GOAL OF THE EXERCISE — Give back the whole listing exactly as shown.

(Saved entries)
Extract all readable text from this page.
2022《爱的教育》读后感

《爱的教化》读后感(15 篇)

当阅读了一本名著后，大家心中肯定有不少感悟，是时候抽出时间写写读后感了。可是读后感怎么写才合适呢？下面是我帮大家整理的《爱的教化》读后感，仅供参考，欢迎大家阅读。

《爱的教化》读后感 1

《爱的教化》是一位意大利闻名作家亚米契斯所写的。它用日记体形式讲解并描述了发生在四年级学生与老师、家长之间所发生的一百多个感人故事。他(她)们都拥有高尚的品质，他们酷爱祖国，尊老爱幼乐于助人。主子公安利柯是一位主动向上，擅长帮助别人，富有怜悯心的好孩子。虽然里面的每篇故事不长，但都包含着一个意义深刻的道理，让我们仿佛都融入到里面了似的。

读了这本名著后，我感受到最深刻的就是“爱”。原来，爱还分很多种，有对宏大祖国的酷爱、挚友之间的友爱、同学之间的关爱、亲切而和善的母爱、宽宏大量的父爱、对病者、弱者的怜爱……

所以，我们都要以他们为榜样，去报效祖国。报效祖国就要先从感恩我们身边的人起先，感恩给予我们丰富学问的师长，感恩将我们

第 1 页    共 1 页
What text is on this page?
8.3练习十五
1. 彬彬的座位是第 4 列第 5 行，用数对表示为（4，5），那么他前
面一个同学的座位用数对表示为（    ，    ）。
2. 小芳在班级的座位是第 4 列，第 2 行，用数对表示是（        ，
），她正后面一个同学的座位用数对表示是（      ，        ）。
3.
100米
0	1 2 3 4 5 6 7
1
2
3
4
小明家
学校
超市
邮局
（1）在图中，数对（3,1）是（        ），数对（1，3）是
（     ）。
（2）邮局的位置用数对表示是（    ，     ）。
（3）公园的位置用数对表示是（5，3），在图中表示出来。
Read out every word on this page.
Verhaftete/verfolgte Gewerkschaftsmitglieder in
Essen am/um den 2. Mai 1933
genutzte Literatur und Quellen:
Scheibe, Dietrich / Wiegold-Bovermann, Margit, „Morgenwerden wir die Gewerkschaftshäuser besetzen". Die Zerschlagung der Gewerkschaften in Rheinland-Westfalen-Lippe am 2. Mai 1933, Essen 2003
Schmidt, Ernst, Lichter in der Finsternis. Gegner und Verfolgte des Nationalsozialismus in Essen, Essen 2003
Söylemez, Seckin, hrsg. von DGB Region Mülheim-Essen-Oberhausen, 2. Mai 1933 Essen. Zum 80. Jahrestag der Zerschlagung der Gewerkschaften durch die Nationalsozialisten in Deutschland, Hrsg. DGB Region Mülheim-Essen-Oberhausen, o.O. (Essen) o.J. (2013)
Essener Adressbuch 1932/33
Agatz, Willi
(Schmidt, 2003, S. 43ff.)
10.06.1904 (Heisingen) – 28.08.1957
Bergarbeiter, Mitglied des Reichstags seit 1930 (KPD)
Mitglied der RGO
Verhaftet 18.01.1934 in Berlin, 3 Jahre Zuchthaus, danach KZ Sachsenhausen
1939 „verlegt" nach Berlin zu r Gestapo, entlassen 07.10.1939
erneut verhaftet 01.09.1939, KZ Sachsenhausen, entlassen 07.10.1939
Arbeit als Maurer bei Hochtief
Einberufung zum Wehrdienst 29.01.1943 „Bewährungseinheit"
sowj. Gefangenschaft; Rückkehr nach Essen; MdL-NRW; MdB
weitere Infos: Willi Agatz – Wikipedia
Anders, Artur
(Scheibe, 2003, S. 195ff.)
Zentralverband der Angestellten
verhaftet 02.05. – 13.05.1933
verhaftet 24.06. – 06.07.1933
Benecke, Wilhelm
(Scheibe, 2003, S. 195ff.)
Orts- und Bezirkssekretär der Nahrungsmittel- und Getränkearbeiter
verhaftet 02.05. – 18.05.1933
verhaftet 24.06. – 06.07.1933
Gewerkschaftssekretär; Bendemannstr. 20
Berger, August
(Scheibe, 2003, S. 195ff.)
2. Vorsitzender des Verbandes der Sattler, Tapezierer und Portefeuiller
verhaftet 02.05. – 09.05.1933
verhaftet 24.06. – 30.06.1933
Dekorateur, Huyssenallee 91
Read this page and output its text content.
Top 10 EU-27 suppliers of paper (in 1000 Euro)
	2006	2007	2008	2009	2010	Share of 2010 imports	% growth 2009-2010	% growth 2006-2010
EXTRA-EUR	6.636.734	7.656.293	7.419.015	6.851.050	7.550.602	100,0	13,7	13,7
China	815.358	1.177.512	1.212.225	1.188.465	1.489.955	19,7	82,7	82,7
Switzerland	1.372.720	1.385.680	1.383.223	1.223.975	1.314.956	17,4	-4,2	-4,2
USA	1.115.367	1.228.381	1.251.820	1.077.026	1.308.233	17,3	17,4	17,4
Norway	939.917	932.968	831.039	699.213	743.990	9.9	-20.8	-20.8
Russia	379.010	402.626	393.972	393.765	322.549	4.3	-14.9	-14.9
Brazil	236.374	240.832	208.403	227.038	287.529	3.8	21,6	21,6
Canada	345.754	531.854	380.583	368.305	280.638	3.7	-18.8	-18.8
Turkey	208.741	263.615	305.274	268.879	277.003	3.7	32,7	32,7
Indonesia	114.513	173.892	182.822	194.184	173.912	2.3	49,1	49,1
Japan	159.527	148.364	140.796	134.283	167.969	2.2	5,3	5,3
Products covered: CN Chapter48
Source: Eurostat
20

REPLY TO THE EXERCISE —
Extract all readable text from this page.
2022《爱的教育》读后感

《爱的教化》读后感(15 篇)

当阅读了一本名著后，大家心中肯定有不少感悟，是时候抽出时间写写读后感了。可是读后感怎么写才合适呢？下面是我帮大家整理的《爱的教化》读后感，仅供参考，欢迎大家阅读。

《爱的教化》读后感 1

《爱的教化》是一位意大利闻名作家亚米契斯所写的。它用日记体形式讲解并描述了发生在四年级学生与老师、家长之间所发生的一百多个感人故事。他(她)们都拥有高尚的品质，他们酷爱祖国，尊老爱幼乐于助人。主子公安利柯是一位主动向上，擅长帮助别人，富有怜悯心的好孩子。虽然里面的每篇故事不长，但都包含着一个意义深刻的道理，让我们仿佛都融入到里面了似的。

读了这本名著后，我感受到最深刻的就是“爱”。原来，爱还分很多种，有对宏大祖国的酷爱、挚友之间的友爱、同学之间的关爱、亲切而和善的母爱、宽宏大量的父爱、对病者、弱者的怜爱……

所以，我们都要以他们为榜样，去报效祖国。报效祖国就要先从感恩我们身边的人起先，感恩给予我们丰富学问的师长，感恩将我们

第 1 页    共 1 页
What text is on this page?
8.3练习十五
1. 彬彬的座位是第 4 列第 5 行，用数对表示为（4，5），那么他前
面一个同学的座位用数对表示为（    ，    ）。
2. 小芳在班级的座位是第 4 列，第 2 行，用数对表示是（        ，
），她正后面一个同学的座位用数对表示是（      ，        ）。
3.
100米
0	1 2 3 4 5 6 7
1
2
3
4
小明家
学校
超市
邮局
（1）在图中，数对（3,1）是（        ），数对（1，3）是
（     ）。
（2）邮局的位置用数对表示是（    ，     ）。
（3）公园的位置用数对表示是（5，3），在图中表示出来。
Read out every word on this page.
Verhaftete/verfolgte Gewerkschaftsmitglieder in
Essen am/um den 2. Mai 1933
genutzte Literatur und Quellen:
Scheibe, Dietrich / Wiegold-Bovermann, Margit, „Morgenwerden wir die Gewerkschaftshäuser besetzen". Die Zerschlagung der Gewerkschaften in Rheinland-Westfalen-Lippe am 2. Mai 1933, Essen 2003
Schmidt, Ernst, Lichter in der Finsternis. Gegner und Verfolgte des Nationalsozialismus in Essen, Essen 2003
Söylemez, Seckin, hrsg. von DGB Region Mülheim-Essen-Oberhausen, 2. Mai 1933 Essen. Zum 80. Jahrestag der Zerschlagung der Gewerkschaften durch die Nationalsozialisten in Deutschland, Hrsg. DGB Region Mülheim-Essen-Oberhausen, o.O. (Essen) o.J. (2013)
Essener Adressbuch 1932/33
Agatz, Willi
(Schmidt, 2003, S. 43ff.)
10.06.1904 (Heisingen) – 28.08.1957
Bergarbeiter, Mitglied des Reichstags seit 1930 (KPD)
Mitglied der RGO
Verhaftet 18.01.1934 in Berlin, 3 Jahre Zuchthaus, danach KZ Sachsenhausen
1939 „verlegt" nach Berlin zu r Gestapo, entlassen 07.10.1939
erneut verhaftet 01.09.1939, KZ Sachsenhausen, entlassen 07.10.1939
Arbeit als Maurer bei Hochtief
Einberufung zum Wehrdienst 29.01.1943 „Bewährungseinheit"
sowj. Gefangenschaft; Rückkehr nach Essen; MdL-NRW; MdB
weitere Infos: Willi Agatz – Wikipedia
Anders, Artur
(Scheibe, 2003, S. 195ff.)
Zentralverband der Angestellten
verhaftet 02.05. – 13.05.1933
verhaftet 24.06. – 06.07.1933
Benecke, Wilhelm
(Scheibe, 2003, S. 195ff.)
Orts- und Bezirkssekretär der Nahrungsmittel- und Getränkearbeiter
verhaftet 02.05. – 18.05.1933
verhaftet 24.06. – 06.07.1933
Gewerkschaftssekretär; Bendemannstr. 20
Berger, August
(Scheibe, 2003, S. 195ff.)
2. Vorsitzender des Verbandes der Sattler, Tapezierer und Portefeuiller
verhaftet 02.05. – 09.05.1933
verhaftet 24.06. – 30.06.1933
Dekorateur, Huyssenallee 91
Read this page and output its text content.
Top 10 EU-27 suppliers of paper (in 1000 Euro)
	2006	2007	2008	2009	2010	Share of 2010 imports	% growth 2009-2010	% growth 2006-2010
EXTRA-EUR	6.636.734	7.656.293	7.419.015	6.851.050	7.550.602	100,0	13,7	13,7
China	815.358	1.177.512	1.212.225	1.188.465	1.489.955	19,7	82,7	82,7
Switzerland	1.372.720	1.385.680	1.383.223	1.223.975	1.314.956	17,4	-4,2	-4,2
USA	1.115.367	1.228.381	1.251.820	1.077.026	1.308.233	17,3	17,4	17,4
Norway	939.917	932.968	831.039	699.213	743.990	9.9	-20.8	-20.8
Russia	379.010	402.626	393.972	393.765	322.549	4.3	-14.9	-14.9
Brazil	236.374	240.832	208.403	227.038	287.529	3.8	21,6	21,6
Canada	345.754	531.854	380.583	368.305	280.638	3.7	-18.8	-18.8
Turkey	208.741	263.615	305.274	268.879	277.003	3.7	32,7	32,7
Indonesia	114.513	173.892	182.822	194.184	173.912	2.3	49,1	49,1
Japan	159.527	148.364	140.796	134.283	167.969	2.2	5,3	5,3
Products covered: CN Chapter48
Source: Eurostat
20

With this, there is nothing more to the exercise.